Pesquisando na internet sobre o tema, encontrei vários sites argentinos, inclusive uma matéria do El Clarín e no La Nación, discutindo amplamente sobre o tema e esclarecendo as dúvidas.

Descobri o seguinte: na lei de transito argentina não existe menção alguma sobre o lençol mortuário. Porém, me parece que, na província de Santa Cruz e Entre Ríos, já existiu alguma lei antiga com essa exigência. Provavelmente foi daí que surgiu essa história.

Tive certeza quando encontrei no site do governo de Santa Cruz uma informação que diz claramente o seguinte:

  • No es obligatoria la portación de una sábana blanca o bolsa mortuoria así como tampoco el botiquín de primeros auxilios. — Não é obrigatória o porte de lençol mortuário ou bolsa mortuária assim como o kit de primeiros socorros.
    Link do site aqui.
Elas existem, são úteis no caso de um acidente com vítimas fatais, mas não é um item obrigatório.

Consultei também o CESVI — Centro de Experimentación y Seguridad Vial, que também reforça a inexistência do lençol mortuário e ainda esclarece: os únicos ítens de segurança obrigatórios por lei são os dois triângulos e extintor. O kit primeiros socorros e o colete reflexivo não são obrigatórios, mas sim recomendados por questões de segurança. De qualquer maneira, na ausência desses ítens o motorista não pode ser multado. Veja aqui a página do CESVI com essas informações.

Dois triângulo, extintor de incêndio, kit primeiros socorros e coleto reflexivos são ítens de segurança válidos que realmente podem salvar vidas. Tenha sempre no seu carro.

Outro item que vários sites de viajantes cansam de repetir e dizer que é obrigatório, porém não é, é o cabo de aço ou cambão. Não existe essa exigência na lei argentina. Aliás, se for o caso do carro ser rebocado, a lei diz que deve ser feito por um veículo próprio para reboque.

O mesmo para os adesivos de velocidade e faixas reflexivas para camionetes ou pick-ups. Também não são obrigatórios. Empresas argentinas, eventualmente, tem essa exigência de veículos devido a regulamentos internos, porém não consta na lei de transito. De acordo com o artigo 53, esses dois itens são obrigatórios somente para veículos de serviço de transporte de passageiros e carga. Veículos que oferecem serviço de transporte ou passageiros podem ser: veículo escolar, vans, ônibus, micro-ônibus, caminhonetes/pick-ups e caminhões que carregam carga — ou seja, de empresas que prestam serviços. Não se refere aos carros de passeio.

**INSTRUÇÕES:**
[1] Responda com base no texto sobre a lei de trânsito argentina:
(a) Segundo o CESVI, quais são os únicos itens de segurança obrigatórios por lei?
(b) Em quais províncias parece ter existido uma lei antiga que exigia o lençol mortuário?
(c) De acordo com o artigo 53, para quais veículos os adesivos de velocidade e as faixas reflexivas são obrigatórios?
[2] Reproduza um trecho do texto sobre a lei de trânsito argentina. Comece nas palavras "Pesquisando na internet" e termine depois de "esclarecendo as dúvidas.".

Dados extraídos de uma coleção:
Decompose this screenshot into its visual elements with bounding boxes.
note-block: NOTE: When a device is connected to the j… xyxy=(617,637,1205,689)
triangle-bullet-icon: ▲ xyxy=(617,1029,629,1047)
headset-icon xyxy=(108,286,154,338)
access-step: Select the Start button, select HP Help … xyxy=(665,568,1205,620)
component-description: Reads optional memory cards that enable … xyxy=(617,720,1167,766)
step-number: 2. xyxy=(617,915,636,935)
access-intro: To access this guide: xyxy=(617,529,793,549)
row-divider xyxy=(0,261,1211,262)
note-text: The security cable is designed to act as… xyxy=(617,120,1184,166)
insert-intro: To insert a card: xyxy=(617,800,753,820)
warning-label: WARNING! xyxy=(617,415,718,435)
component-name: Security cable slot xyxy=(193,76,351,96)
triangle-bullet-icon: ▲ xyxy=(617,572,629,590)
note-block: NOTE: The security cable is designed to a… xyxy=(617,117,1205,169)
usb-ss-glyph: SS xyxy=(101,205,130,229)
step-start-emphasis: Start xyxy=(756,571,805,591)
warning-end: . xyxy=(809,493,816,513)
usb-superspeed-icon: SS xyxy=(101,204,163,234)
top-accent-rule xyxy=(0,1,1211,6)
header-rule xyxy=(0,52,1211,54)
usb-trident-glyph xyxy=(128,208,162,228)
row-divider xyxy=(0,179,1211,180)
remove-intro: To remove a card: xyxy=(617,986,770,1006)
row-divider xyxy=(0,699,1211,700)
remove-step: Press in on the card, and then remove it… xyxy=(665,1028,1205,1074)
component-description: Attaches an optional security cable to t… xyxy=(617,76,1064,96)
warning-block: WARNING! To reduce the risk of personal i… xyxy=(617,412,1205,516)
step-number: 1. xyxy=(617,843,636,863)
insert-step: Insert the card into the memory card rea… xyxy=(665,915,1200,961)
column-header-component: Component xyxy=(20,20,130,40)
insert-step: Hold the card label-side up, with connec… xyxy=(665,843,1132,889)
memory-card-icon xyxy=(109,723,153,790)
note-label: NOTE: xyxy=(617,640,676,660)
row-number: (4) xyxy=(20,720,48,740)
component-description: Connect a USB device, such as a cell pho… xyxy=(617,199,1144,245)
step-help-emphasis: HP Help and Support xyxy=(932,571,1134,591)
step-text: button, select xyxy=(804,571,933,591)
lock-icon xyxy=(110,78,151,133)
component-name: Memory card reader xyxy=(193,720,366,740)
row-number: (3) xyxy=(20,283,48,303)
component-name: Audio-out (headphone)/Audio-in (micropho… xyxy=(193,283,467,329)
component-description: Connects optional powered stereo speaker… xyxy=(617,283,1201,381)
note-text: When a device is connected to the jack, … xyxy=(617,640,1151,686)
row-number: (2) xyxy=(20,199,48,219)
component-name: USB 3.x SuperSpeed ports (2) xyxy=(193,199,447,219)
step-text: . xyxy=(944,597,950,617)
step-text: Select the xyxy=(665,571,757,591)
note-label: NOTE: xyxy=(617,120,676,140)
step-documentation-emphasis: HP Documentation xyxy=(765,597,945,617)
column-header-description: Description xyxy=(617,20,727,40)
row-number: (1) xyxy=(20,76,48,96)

**RESPOSTAS DOS EXERCÍCIOS:**
[1]
(a) Os dois triângulos e o extintor.
(b) Santa Cruz e Entre Ríos.
(c) Para veículos de serviço de transporte de passageiros e carga.

[2]
Pesquisando na internet sobre o tema, encontrei vários sites argentinos, inclusive uma matéria do El Clarín e no La Nación, discutindo amplamente sobre o tema e esclarecendo as dúvidas.